What is the number of lines in the data holding the word "password"? Give that number by itself.

(Stored data entries)
........

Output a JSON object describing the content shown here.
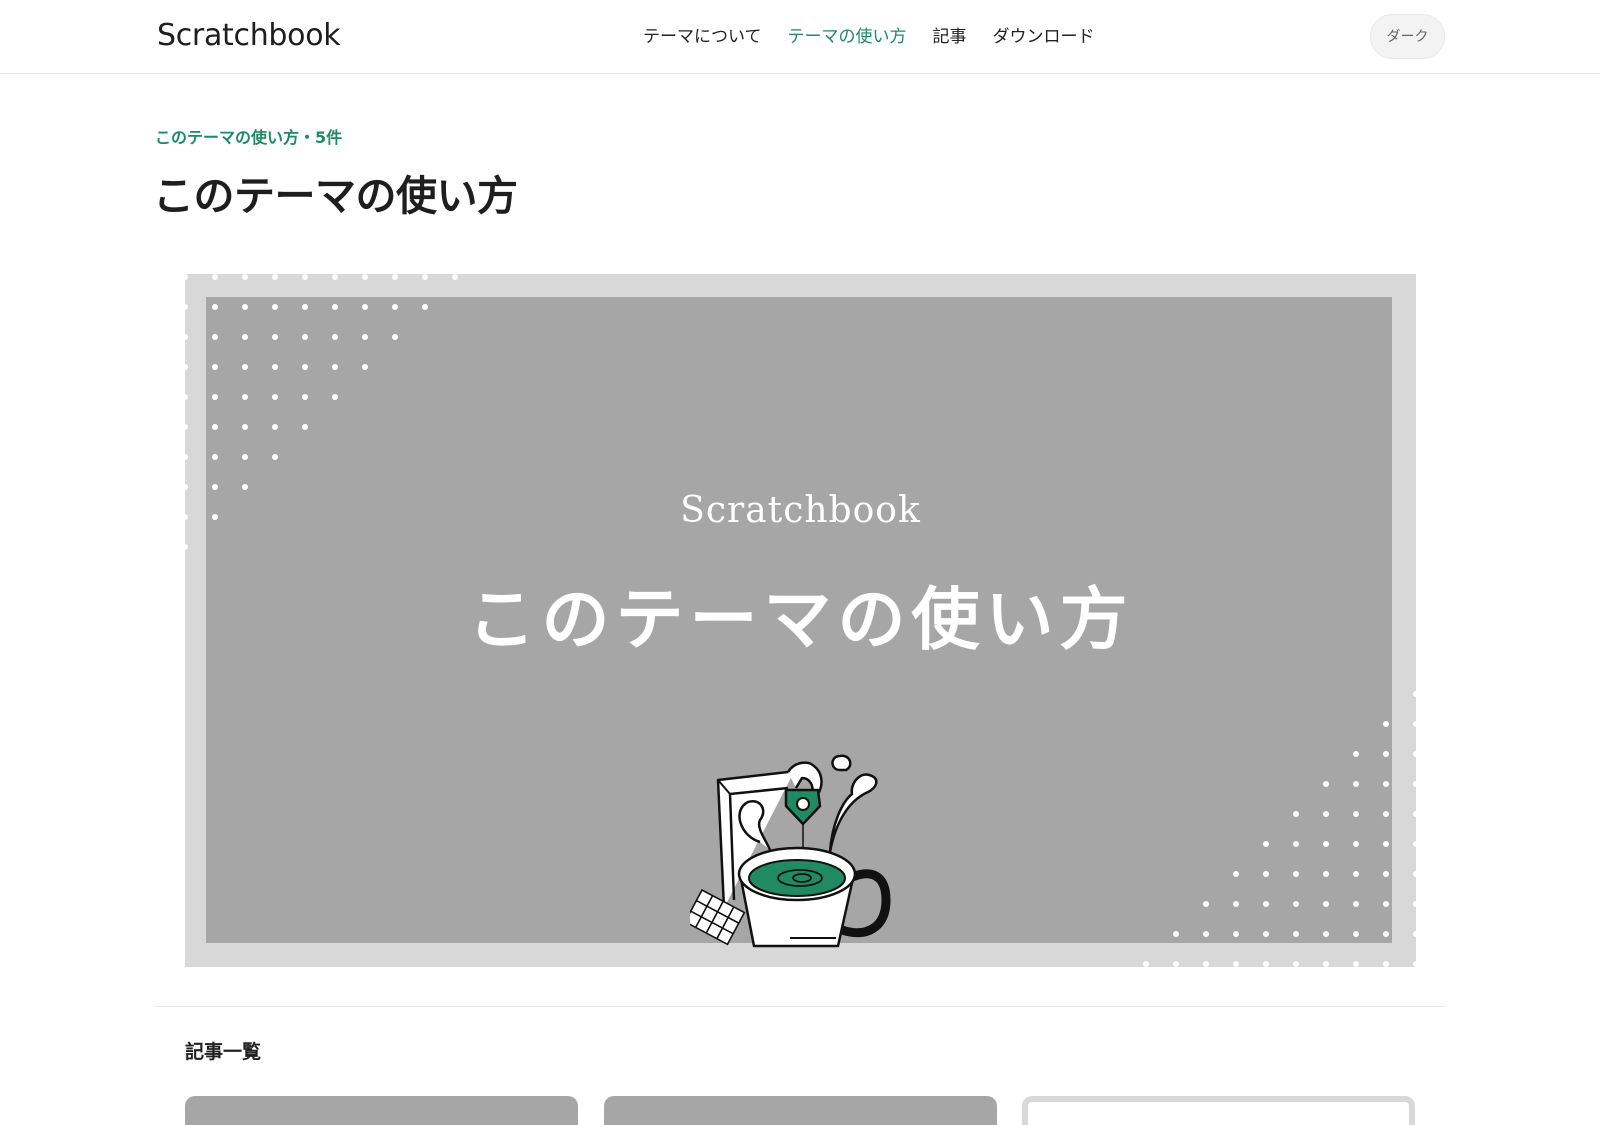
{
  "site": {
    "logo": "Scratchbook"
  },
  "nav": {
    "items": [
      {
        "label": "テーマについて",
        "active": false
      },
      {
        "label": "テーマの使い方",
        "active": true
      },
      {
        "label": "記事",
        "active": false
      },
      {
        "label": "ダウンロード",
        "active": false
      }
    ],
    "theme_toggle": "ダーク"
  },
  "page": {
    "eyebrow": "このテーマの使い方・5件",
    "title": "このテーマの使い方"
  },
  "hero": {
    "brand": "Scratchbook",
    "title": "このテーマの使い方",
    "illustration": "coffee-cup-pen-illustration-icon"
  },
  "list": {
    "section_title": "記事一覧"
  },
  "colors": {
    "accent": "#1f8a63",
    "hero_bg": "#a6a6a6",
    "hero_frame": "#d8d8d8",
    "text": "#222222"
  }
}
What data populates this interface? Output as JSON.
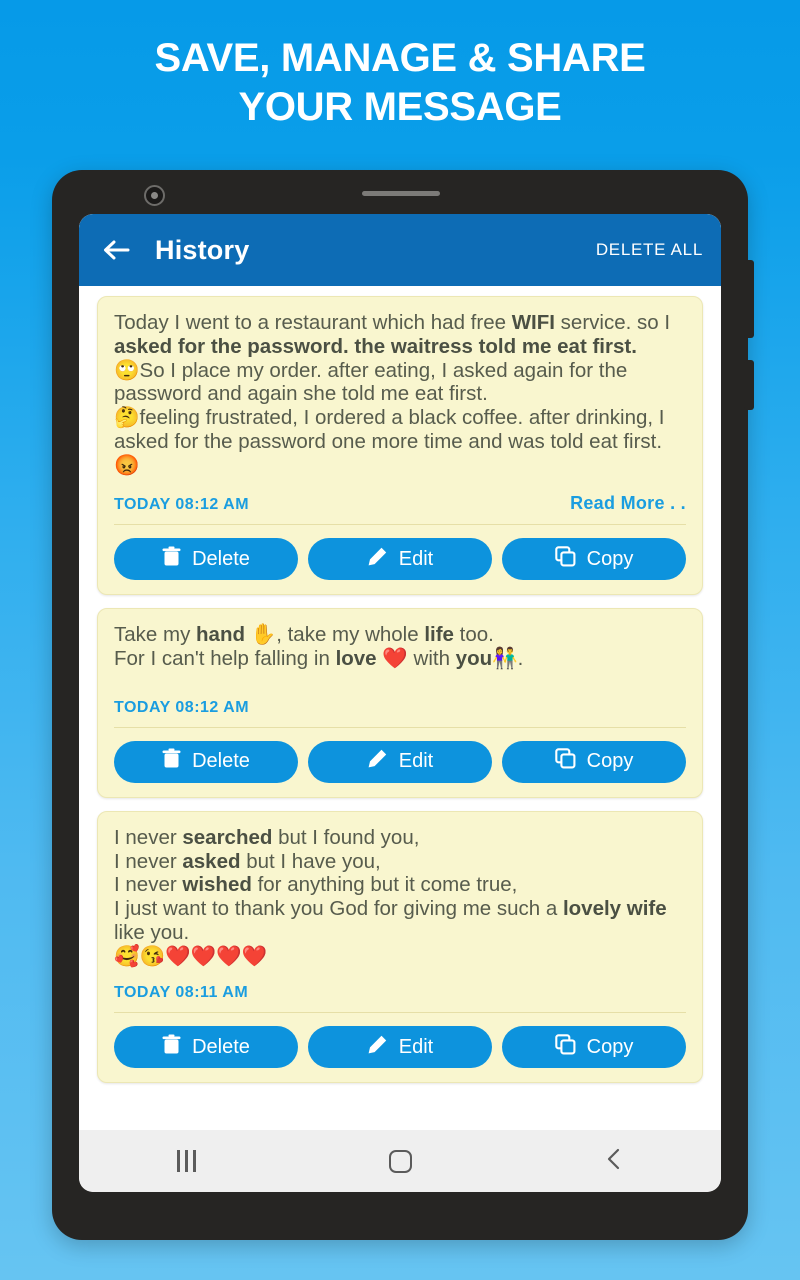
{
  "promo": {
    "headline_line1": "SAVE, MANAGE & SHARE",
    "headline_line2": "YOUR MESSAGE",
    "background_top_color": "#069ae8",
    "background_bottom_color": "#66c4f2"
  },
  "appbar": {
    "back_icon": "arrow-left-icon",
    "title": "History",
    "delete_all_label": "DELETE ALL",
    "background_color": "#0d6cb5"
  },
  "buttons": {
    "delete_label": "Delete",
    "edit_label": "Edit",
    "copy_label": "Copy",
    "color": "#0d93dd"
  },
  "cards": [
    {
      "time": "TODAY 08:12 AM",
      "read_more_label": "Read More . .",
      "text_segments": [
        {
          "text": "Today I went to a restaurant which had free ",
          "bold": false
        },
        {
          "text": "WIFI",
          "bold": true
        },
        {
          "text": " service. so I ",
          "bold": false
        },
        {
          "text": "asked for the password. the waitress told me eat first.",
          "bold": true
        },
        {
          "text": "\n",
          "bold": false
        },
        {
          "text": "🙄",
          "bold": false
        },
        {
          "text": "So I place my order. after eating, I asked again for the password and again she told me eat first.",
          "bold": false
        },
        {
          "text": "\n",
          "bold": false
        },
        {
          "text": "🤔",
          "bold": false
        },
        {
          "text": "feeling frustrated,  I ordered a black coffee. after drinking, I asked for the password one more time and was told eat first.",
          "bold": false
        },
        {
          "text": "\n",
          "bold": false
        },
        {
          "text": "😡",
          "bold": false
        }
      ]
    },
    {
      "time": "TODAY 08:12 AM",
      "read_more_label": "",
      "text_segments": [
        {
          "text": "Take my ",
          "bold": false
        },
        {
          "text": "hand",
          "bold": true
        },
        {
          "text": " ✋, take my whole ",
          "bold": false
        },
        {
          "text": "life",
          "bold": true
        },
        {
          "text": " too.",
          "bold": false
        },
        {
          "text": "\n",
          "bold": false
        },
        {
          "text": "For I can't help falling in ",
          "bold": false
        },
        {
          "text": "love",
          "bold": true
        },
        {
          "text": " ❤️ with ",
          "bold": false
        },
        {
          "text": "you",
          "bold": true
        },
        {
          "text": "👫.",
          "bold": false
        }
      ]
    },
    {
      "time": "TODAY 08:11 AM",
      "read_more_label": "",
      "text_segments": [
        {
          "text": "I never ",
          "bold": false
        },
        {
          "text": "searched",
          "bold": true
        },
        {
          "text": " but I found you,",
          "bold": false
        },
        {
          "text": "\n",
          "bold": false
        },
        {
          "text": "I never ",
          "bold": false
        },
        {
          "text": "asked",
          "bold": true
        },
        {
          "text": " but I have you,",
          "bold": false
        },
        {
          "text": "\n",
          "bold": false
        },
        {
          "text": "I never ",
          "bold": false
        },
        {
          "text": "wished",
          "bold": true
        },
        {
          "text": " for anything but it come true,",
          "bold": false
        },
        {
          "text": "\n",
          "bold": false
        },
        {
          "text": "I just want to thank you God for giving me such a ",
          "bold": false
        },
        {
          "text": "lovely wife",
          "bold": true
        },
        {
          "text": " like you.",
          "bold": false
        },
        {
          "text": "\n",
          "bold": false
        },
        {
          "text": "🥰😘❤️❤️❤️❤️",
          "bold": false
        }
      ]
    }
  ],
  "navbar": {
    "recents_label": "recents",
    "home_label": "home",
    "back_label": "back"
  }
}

........

(Output for this exercise):
3